[Start of Input records]

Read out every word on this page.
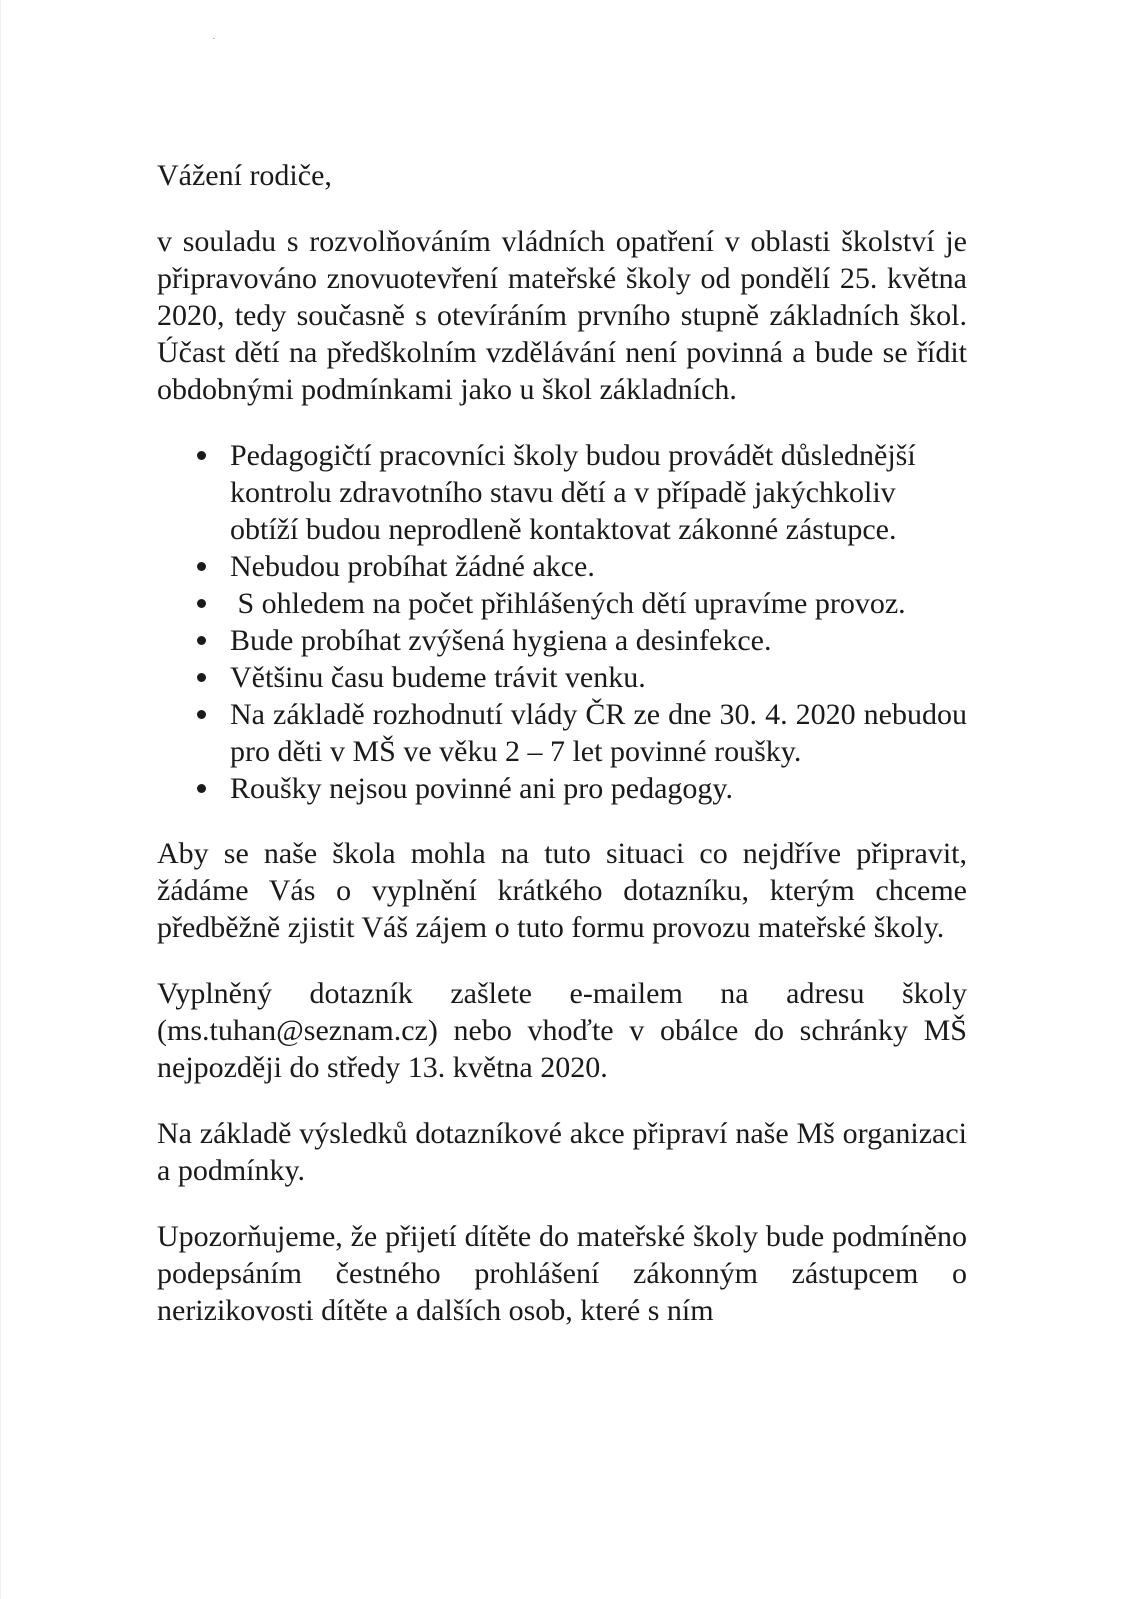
Vážení rodiče,

v souladu s rozvolňováním vládních opatření v oblasti školství je připravováno znovuotevření mateřské školy od pondělí 25. května 2020, tedy současně s otevíráním prvního stupně základních škol. Účast dětí na předškolním vzdělávání není povinná a bude se řídit obdobnými podmínkami jako u škol základních.

Pedagogičtí pracovníci školy budou provádět důslednější kontrolu zdravotního stavu dětí a v případě jakýchkoliv obtíží budou neprodleně kontaktovat zákonné zástupce.
Nebudou probíhat žádné akce.
S ohledem na počet přihlášených dětí upravíme provoz.
Bude probíhat zvýšená hygiena a desinfekce.
Většinu času budeme trávit venku.
Na základě rozhodnutí vlády ČR ze dne 30. 4. 2020 nebudou pro děti v MŠ ve věku 2 – 7 let povinné roušky.
Roušky nejsou povinné ani pro pedagogy.

Aby se naše škola mohla na tuto situaci co nejdříve připravit, žádáme Vás o vyplnění krátkého dotazníku, kterým chceme předběžně zjistit Váš zájem o tuto formu provozu mateřské školy.

Vyplněný dotazník zašlete e-mailem na adresu školy (ms.tuhan@seznam.cz) nebo vhoďte v obálce do schránky MŠ nejpozději do středy 13. května 2020.

Na základě výsledků dotazníkové akce připraví naše Mš organizaci a podmínky.

Upozorňujeme, že přijetí dítěte do mateřské školy bude podmíněno podepsáním čestného prohlášení zákonným zástupcem o nerizikovosti dítěte a dalších osob, které s ním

[End of Input records]

◆ **What you should do**:
Copy, from the material above, each line in which the string "probíhat" occurs.

◆ **Response for this exercise**:
Nebudou probíhat žádné akce.
Bude probíhat zvýšená hygiena a desinfekce.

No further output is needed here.